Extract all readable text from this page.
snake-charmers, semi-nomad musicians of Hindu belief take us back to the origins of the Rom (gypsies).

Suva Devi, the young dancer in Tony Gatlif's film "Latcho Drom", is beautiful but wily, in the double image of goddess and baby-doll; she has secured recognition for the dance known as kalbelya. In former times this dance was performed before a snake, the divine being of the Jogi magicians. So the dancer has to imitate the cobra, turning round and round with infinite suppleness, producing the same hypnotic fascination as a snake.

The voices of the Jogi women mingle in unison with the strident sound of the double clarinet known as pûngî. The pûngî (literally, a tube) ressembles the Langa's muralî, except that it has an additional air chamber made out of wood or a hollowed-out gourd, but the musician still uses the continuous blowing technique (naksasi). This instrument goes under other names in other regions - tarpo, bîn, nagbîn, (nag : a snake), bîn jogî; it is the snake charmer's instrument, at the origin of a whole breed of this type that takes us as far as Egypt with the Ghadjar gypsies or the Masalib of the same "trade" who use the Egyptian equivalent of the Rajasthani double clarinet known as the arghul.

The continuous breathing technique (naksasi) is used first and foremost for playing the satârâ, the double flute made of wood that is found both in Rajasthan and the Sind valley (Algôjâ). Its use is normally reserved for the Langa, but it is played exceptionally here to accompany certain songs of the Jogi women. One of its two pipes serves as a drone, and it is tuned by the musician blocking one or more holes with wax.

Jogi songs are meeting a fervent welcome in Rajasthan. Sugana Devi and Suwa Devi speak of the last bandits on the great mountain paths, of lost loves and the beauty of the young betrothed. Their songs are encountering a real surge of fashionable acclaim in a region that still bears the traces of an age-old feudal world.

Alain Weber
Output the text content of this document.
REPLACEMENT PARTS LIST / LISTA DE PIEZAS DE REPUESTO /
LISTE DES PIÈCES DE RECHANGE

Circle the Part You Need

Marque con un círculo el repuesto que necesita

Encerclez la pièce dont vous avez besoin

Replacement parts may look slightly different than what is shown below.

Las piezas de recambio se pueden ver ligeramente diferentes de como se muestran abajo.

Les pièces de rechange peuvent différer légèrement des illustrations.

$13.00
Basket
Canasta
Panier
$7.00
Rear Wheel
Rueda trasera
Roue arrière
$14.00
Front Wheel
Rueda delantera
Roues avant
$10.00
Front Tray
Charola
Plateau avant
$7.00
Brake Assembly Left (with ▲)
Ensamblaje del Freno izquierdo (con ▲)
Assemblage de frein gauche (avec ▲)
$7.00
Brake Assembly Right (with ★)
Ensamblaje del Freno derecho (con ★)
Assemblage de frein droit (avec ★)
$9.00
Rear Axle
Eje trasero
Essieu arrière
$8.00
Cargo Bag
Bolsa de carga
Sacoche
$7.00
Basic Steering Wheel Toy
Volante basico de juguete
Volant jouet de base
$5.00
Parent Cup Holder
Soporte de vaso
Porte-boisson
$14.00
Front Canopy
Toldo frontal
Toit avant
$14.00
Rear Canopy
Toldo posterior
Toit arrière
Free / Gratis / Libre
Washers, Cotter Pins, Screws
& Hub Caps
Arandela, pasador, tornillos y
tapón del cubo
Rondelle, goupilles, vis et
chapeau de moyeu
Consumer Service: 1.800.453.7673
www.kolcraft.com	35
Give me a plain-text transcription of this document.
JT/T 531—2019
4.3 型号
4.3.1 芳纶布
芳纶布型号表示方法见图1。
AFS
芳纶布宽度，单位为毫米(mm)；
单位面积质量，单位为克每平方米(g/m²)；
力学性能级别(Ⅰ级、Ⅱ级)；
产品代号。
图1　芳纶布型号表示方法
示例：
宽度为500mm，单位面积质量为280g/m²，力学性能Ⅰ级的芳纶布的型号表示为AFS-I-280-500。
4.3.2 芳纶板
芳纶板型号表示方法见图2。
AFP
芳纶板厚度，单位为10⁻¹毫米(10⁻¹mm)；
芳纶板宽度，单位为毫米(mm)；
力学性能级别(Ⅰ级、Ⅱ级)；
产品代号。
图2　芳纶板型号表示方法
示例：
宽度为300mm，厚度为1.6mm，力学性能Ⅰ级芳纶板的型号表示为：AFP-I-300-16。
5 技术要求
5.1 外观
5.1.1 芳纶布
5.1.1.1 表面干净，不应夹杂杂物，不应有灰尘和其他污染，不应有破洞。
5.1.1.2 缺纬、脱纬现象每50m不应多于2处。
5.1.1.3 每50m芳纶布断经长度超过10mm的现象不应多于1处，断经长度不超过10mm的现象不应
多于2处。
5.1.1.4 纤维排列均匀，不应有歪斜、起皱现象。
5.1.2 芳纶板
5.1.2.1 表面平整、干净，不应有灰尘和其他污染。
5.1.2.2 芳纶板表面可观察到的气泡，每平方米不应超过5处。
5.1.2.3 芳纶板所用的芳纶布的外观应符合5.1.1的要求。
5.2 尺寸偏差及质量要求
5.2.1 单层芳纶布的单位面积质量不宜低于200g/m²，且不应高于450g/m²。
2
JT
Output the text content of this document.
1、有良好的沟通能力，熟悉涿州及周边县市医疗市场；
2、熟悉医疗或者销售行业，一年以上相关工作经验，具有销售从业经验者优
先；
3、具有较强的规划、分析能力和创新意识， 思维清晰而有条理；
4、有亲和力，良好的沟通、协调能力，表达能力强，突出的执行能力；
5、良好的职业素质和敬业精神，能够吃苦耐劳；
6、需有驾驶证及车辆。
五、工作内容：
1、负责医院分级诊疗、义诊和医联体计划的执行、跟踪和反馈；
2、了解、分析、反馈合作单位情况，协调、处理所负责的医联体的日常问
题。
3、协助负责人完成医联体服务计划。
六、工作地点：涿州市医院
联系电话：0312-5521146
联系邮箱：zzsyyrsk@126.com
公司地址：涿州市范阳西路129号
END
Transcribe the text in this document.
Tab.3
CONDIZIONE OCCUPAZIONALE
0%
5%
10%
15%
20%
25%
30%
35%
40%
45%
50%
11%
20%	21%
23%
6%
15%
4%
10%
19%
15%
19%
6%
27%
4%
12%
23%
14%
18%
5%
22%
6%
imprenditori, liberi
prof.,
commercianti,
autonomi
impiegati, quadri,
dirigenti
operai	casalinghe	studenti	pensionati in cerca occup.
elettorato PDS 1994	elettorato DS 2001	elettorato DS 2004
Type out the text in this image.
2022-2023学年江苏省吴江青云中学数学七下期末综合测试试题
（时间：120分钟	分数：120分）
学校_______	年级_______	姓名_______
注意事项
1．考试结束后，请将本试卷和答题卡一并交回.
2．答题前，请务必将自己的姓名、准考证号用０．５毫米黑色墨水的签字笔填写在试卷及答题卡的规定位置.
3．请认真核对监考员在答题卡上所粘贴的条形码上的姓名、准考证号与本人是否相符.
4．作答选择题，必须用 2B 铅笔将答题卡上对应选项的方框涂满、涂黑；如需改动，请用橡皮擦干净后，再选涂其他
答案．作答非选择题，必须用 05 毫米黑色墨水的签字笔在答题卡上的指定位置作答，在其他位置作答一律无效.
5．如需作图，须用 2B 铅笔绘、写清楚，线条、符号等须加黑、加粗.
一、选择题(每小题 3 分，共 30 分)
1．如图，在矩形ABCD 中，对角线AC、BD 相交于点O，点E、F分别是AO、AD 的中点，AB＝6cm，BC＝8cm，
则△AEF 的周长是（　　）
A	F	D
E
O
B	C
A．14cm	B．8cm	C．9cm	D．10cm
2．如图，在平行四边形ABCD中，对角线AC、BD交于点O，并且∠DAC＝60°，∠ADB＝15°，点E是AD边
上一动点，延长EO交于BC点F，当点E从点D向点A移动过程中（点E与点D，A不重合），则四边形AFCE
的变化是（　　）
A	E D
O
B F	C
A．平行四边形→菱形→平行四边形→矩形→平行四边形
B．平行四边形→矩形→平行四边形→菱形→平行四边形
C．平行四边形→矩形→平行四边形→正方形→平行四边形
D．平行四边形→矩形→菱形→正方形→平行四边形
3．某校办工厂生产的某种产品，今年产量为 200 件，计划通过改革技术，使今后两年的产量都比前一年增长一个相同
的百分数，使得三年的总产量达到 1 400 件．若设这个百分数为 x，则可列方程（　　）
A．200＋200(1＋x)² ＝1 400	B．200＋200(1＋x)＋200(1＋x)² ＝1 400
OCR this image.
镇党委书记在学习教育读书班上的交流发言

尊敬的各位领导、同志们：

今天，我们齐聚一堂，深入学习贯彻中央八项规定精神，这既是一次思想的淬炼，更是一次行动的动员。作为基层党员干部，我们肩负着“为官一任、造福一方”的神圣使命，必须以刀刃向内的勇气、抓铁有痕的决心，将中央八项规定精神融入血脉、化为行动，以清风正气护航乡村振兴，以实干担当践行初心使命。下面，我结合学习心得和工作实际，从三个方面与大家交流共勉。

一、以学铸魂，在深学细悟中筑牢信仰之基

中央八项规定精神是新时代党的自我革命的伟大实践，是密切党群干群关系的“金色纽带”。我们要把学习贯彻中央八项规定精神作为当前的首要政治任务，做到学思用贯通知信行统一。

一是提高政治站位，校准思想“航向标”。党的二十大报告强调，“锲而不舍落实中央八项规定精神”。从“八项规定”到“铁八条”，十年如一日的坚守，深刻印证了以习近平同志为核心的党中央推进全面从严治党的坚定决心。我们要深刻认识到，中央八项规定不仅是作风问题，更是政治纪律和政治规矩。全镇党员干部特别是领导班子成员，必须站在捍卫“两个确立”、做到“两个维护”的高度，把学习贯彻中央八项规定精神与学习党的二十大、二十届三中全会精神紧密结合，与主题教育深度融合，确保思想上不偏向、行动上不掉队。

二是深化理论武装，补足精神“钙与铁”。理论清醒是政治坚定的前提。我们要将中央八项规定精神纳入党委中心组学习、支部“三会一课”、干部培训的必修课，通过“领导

####

[WHAT YOU WILL DO] Starting with the line that contains "OCR this image.", write out each line through the end of the listing, exactly as it appears, and include nothing else.

[WRITTEN SOLUTION]
OCR this image.
镇党委书记在学习教育读书班上的交流发言

尊敬的各位领导、同志们：

今天，我们齐聚一堂，深入学习贯彻中央八项规定精神，这既是一次思想的淬炼，更是一次行动的动员。作为基层党员干部，我们肩负着“为官一任、造福一方”的神圣使命，必须以刀刃向内的勇气、抓铁有痕的决心，将中央八项规定精神融入血脉、化为行动，以清风正气护航乡村振兴，以实干担当践行初心使命。下面，我结合学习心得和工作实际，从三个方面与大家交流共勉。

一、以学铸魂，在深学细悟中筑牢信仰之基

中央八项规定精神是新时代党的自我革命的伟大实践，是密切党群干群关系的“金色纽带”。我们要把学习贯彻中央八项规定精神作为当前的首要政治任务，做到学思用贯通知信行统一。

一是提高政治站位，校准思想“航向标”。党的二十大报告强调，“锲而不舍落实中央八项规定精神”。从“八项规定”到“铁八条”，十年如一日的坚守，深刻印证了以习近平同志为核心的党中央推进全面从严治党的坚定决心。我们要深刻认识到，中央八项规定不仅是作风问题，更是政治纪律和政治规矩。全镇党员干部特别是领导班子成员，必须站在捍卫“两个确立”、做到“两个维护”的高度，把学习贯彻中央八项规定精神与学习党的二十大、二十届三中全会精神紧密结合，与主题教育深度融合，确保思想上不偏向、行动上不掉队。

二是深化理论武装，补足精神“钙与铁”。理论清醒是政治坚定的前提。我们要将中央八项规定精神纳入党委中心组学习、支部“三会一课”、干部培训的必修课，通过“领导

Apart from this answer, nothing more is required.